(Work to be completed)
Search the records for "logo" and copy each line that holds it.

(Material)
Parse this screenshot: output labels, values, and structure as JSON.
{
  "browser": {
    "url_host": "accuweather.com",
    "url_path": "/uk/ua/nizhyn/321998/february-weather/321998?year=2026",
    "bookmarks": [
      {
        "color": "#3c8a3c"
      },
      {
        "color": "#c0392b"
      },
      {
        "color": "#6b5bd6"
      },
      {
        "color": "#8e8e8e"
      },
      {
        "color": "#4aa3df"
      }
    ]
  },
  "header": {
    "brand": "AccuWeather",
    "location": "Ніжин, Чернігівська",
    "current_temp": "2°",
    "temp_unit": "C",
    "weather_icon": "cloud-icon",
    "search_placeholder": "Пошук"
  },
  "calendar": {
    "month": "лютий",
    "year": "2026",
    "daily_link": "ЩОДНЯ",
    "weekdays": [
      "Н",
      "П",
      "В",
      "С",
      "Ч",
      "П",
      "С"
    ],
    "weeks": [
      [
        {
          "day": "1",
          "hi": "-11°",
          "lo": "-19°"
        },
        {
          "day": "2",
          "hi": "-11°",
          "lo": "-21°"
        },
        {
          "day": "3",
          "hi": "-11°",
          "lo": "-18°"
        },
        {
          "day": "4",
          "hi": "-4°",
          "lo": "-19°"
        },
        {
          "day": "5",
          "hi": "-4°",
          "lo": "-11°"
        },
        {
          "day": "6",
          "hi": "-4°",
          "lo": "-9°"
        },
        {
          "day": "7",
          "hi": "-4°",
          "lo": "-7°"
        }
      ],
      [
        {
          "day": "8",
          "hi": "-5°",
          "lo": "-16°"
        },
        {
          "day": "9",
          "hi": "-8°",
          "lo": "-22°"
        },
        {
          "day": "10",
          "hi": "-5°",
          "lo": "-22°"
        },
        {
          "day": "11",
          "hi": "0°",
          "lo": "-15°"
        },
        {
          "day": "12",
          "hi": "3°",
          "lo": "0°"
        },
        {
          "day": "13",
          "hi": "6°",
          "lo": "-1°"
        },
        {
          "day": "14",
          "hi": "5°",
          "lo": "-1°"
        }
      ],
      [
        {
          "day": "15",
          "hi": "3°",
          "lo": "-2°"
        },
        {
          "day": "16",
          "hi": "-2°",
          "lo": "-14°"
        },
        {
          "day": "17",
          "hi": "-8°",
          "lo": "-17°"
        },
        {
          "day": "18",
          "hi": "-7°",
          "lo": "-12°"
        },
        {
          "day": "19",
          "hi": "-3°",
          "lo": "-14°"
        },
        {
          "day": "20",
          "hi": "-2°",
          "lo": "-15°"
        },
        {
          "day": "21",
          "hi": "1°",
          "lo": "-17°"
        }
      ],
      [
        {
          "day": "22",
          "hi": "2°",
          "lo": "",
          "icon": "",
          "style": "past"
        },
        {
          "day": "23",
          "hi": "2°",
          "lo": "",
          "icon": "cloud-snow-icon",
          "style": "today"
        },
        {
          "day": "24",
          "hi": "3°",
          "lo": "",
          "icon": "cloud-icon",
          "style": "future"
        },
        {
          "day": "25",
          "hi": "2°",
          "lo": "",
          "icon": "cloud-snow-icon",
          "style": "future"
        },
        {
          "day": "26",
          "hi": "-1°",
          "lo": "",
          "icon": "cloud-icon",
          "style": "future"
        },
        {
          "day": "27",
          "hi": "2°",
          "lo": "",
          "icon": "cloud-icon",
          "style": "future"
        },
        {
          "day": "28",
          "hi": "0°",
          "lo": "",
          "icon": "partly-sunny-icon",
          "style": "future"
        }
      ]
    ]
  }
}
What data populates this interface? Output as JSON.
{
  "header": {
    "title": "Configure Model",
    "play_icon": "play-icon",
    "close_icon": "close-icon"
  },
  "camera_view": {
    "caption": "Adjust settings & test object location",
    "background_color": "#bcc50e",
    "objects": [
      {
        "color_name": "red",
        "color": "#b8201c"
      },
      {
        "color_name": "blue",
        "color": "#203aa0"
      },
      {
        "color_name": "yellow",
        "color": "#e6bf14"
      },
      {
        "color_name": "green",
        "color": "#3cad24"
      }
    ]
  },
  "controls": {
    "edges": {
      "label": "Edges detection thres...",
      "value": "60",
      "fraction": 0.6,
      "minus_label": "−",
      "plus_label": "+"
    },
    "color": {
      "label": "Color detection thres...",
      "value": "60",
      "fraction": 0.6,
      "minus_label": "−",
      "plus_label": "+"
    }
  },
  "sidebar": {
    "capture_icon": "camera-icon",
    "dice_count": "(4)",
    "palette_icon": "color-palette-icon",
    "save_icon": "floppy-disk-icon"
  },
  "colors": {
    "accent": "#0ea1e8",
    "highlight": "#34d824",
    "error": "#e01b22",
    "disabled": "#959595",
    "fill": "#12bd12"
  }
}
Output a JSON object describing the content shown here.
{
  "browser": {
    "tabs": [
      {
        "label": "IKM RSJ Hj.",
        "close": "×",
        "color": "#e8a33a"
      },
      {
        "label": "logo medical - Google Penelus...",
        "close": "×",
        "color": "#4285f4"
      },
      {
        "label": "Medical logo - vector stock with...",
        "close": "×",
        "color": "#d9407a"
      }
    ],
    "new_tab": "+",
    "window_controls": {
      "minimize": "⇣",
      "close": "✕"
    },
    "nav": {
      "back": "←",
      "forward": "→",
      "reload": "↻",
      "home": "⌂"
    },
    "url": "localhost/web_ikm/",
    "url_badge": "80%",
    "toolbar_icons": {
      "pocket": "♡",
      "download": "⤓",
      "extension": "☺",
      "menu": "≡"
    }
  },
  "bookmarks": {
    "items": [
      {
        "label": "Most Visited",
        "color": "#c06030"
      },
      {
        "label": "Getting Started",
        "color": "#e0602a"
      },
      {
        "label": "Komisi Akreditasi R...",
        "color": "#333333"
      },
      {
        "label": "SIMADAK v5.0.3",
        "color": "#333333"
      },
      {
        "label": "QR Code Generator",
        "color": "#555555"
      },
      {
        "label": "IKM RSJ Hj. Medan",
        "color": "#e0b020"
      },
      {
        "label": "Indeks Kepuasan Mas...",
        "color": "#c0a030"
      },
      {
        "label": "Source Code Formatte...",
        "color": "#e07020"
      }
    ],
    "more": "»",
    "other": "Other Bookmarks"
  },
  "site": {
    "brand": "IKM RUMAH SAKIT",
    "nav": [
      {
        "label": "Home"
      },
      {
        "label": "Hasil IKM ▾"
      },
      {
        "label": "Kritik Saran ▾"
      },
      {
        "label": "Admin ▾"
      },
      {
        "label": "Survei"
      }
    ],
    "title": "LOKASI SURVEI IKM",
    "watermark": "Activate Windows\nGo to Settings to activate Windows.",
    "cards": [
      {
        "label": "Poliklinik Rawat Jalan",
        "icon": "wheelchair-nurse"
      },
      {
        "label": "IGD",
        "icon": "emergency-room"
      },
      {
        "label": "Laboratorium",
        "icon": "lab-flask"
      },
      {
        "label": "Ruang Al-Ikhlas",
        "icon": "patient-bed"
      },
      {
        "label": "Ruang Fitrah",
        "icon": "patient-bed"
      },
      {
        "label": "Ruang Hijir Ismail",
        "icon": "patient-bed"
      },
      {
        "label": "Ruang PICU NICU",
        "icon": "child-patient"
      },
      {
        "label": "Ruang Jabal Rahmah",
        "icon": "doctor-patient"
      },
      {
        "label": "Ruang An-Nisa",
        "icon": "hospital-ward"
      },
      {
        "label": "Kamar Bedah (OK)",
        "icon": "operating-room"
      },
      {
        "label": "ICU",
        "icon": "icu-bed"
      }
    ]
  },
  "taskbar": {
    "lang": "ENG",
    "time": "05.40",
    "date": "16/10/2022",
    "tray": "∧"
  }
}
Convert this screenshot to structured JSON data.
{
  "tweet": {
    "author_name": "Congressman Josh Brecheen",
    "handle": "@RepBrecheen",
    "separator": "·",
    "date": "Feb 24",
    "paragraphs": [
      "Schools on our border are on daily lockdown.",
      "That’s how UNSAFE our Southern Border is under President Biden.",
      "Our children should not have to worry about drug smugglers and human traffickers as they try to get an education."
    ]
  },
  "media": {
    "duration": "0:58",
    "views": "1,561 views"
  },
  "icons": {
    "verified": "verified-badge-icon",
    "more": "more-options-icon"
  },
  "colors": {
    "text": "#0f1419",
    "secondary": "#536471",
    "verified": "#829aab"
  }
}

(Solution to this exercise)
        "label": "logo medical - Google Penelus...",
        "label": "Medical logo - vector stock with...",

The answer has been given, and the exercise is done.